MATERIAL PROVIDED:
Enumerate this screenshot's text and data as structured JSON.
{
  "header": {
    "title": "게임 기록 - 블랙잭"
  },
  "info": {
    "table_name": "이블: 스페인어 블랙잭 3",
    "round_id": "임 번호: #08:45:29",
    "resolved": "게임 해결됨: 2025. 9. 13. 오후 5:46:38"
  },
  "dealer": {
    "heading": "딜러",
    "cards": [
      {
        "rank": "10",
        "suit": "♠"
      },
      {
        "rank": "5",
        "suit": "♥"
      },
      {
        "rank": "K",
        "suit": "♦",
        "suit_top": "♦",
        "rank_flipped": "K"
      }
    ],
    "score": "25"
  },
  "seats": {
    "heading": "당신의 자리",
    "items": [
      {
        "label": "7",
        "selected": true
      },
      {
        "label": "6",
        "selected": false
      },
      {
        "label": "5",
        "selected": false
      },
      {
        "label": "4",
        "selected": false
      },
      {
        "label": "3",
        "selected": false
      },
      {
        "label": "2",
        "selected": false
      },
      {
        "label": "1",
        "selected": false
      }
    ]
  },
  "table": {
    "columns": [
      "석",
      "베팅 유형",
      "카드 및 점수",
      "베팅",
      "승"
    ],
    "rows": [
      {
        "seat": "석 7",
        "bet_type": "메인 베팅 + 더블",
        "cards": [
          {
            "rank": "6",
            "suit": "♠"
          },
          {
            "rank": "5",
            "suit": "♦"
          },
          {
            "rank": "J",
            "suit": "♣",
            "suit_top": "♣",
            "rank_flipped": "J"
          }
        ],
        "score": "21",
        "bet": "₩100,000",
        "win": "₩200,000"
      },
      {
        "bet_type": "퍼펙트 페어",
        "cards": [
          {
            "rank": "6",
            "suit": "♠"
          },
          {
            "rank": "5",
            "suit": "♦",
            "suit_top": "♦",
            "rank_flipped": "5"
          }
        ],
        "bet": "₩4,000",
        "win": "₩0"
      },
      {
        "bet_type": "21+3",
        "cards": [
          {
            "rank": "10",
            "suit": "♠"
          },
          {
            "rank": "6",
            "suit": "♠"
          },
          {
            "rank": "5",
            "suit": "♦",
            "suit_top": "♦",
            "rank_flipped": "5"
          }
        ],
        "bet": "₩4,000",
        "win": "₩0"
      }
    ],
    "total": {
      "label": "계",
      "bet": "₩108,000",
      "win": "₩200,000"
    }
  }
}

REQUIRED WORK: Looking at the records above, tally the lines holding "label" and reply with that number only.

OUTPUT FOR THIS EXERCISE: 8